*WHAT THIS TASK INVOLVES:* Reproduce the material in full, unchanged.

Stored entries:
-- Begin --

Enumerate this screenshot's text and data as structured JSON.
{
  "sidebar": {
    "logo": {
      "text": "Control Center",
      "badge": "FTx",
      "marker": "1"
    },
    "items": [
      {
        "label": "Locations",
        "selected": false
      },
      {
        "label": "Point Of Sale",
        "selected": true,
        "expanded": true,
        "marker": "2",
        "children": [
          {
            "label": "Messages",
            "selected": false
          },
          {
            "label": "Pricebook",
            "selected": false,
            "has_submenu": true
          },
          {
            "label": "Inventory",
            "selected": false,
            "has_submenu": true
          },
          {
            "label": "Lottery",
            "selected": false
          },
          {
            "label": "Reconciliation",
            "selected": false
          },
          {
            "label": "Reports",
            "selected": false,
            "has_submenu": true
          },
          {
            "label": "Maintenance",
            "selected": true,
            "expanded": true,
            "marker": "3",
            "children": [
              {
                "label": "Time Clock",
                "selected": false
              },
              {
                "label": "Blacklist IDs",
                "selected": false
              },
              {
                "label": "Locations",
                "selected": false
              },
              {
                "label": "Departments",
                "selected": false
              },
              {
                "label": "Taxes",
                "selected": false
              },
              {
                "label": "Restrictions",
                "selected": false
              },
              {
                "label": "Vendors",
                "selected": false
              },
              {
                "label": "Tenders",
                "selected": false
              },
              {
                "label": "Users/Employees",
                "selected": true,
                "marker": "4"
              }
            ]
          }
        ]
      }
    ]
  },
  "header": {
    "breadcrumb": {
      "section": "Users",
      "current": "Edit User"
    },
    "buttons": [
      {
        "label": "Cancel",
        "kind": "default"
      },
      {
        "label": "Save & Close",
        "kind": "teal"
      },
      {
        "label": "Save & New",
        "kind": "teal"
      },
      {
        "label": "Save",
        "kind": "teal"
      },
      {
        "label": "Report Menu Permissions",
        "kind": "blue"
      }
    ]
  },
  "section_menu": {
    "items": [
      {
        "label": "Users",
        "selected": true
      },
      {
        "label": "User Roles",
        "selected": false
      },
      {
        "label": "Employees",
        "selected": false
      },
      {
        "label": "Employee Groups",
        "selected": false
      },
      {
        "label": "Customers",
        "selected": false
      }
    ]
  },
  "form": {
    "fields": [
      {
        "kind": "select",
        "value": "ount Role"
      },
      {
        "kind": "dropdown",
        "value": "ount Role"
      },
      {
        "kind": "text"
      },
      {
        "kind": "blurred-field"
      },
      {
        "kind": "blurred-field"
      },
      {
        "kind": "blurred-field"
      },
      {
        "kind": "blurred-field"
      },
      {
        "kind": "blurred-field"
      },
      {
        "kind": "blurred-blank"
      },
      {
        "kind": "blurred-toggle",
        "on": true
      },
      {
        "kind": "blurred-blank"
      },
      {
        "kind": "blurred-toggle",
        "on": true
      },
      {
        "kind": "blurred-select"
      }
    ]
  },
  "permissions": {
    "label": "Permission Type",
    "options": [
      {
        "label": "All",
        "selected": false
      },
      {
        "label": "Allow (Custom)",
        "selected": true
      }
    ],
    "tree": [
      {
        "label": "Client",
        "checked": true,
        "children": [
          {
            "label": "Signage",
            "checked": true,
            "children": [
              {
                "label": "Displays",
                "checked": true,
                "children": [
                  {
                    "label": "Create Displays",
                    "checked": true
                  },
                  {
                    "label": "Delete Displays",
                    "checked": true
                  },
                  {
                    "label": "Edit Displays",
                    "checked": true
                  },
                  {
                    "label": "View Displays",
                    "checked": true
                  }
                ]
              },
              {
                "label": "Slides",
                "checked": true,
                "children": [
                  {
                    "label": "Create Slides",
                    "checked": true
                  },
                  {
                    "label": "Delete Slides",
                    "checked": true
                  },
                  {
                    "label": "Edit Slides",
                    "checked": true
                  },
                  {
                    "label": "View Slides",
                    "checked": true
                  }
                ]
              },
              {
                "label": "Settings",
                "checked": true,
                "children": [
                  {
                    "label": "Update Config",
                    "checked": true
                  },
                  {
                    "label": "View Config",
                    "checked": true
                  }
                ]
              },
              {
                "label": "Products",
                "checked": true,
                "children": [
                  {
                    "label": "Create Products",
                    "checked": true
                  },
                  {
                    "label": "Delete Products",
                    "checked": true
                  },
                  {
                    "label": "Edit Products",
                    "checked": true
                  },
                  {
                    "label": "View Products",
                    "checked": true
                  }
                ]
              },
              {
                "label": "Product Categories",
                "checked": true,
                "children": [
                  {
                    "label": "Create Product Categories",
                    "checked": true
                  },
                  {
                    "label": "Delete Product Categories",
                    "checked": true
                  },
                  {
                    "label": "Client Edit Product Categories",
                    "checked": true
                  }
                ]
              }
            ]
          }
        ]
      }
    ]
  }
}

-- End --

*SOLUTION FOR THIS PROBLEM:*
Enumerate this screenshot's text and data as structured JSON.
{
  "sidebar": {
    "logo": {
      "text": "Control Center",
      "badge": "FTx",
      "marker": "1"
    },
    "items": [
      {
        "label": "Locations",
        "selected": false
      },
      {
        "label": "Point Of Sale",
        "selected": true,
        "expanded": true,
        "marker": "2",
        "children": [
          {
            "label": "Messages",
            "selected": false
          },
          {
            "label": "Pricebook",
            "selected": false,
            "has_submenu": true
          },
          {
            "label": "Inventory",
            "selected": false,
            "has_submenu": true
          },
          {
            "label": "Lottery",
            "selected": false
          },
          {
            "label": "Reconciliation",
            "selected": false
          },
          {
            "label": "Reports",
            "selected": false,
            "has_submenu": true
          },
          {
            "label": "Maintenance",
            "selected": true,
            "expanded": true,
            "marker": "3",
            "children": [
              {
                "label": "Time Clock",
                "selected": false
              },
              {
                "label": "Blacklist IDs",
                "selected": false
              },
              {
                "label": "Locations",
                "selected": false
              },
              {
                "label": "Departments",
                "selected": false
              },
              {
                "label": "Taxes",
                "selected": false
              },
              {
                "label": "Restrictions",
                "selected": false
              },
              {
                "label": "Vendors",
                "selected": false
              },
              {
                "label": "Tenders",
                "selected": false
              },
              {
                "label": "Users/Employees",
                "selected": true,
                "marker": "4"
              }
            ]
          }
        ]
      }
    ]
  },
  "header": {
    "breadcrumb": {
      "section": "Users",
      "current": "Edit User"
    },
    "buttons": [
      {
        "label": "Cancel",
        "kind": "default"
      },
      {
        "label": "Save & Close",
        "kind": "teal"
      },
      {
        "label": "Save & New",
        "kind": "teal"
      },
      {
        "label": "Save",
        "kind": "teal"
      },
      {
        "label": "Report Menu Permissions",
        "kind": "blue"
      }
    ]
  },
  "section_menu": {
    "items": [
      {
        "label": "Users",
        "selected": true
      },
      {
        "label": "User Roles",
        "selected": false
      },
      {
        "label": "Employees",
        "selected": false
      },
      {
        "label": "Employee Groups",
        "selected": false
      },
      {
        "label": "Customers",
        "selected": false
      }
    ]
  },
  "form": {
    "fields": [
      {
        "kind": "select",
        "value": "ount Role"
      },
      {
        "kind": "dropdown",
        "value": "ount Role"
      },
      {
        "kind": "text"
      },
      {
        "kind": "blurred-field"
      },
      {
        "kind": "blurred-field"
      },
      {
        "kind": "blurred-field"
      },
      {
        "kind": "blurred-field"
      },
      {
        "kind": "blurred-field"
      },
      {
        "kind": "blurred-blank"
      },
      {
        "kind": "blurred-toggle",
        "on": true
      },
      {
        "kind": "blurred-blank"
      },
      {
        "kind": "blurred-toggle",
        "on": true
      },
      {
        "kind": "blurred-select"
      }
    ]
  },
  "permissions": {
    "label": "Permission Type",
    "options": [
      {
        "label": "All",
        "selected": false
      },
      {
        "label": "Allow (Custom)",
        "selected": true
      }
    ],
    "tree": [
      {
        "label": "Client",
        "checked": true,
        "children": [
          {
            "label": "Signage",
            "checked": true,
            "children": [
              {
                "label": "Displays",
                "checked": true,
                "children": [
                  {
                    "label": "Create Displays",
                    "checked": true
                  },
                  {
                    "label": "Delete Displays",
                    "checked": true
                  },
                  {
                    "label": "Edit Displays",
                    "checked": true
                  },
                  {
                    "label": "View Displays",
                    "checked": true
                  }
                ]
              },
              {
                "label": "Slides",
                "checked": true,
                "children": [
                  {
                    "label": "Create Slides",
                    "checked": true
                  },
                  {
                    "label": "Delete Slides",
                    "checked": true
                  },
                  {
                    "label": "Edit Slides",
                    "checked": true
                  },
                  {
                    "label": "View Slides",
                    "checked": true
                  }
                ]
              },
              {
                "label": "Settings",
                "checked": true,
                "children": [
                  {
                    "label": "Update Config",
                    "checked": true
                  },
                  {
                    "label": "View Config",
                    "checked": true
                  }
                ]
              },
              {
                "label": "Products",
                "checked": true,
                "children": [
                  {
                    "label": "Create Products",
                    "checked": true
                  },
                  {
                    "label": "Delete Products",
                    "checked": true
                  },
                  {
                    "label": "Edit Products",
                    "checked": true
                  },
                  {
                    "label": "View Products",
                    "checked": true
                  }
                ]
              },
              {
                "label": "Product Categories",
                "checked": true,
                "children": [
                  {
                    "label": "Create Product Categories",
                    "checked": true
                  },
                  {
                    "label": "Delete Product Categories",
                    "checked": true
                  },
                  {
                    "label": "Client Edit Product Categories",
                    "checked": true
                  }
                ]
              }
            ]
          }
        ]
      }
    ]
  }
}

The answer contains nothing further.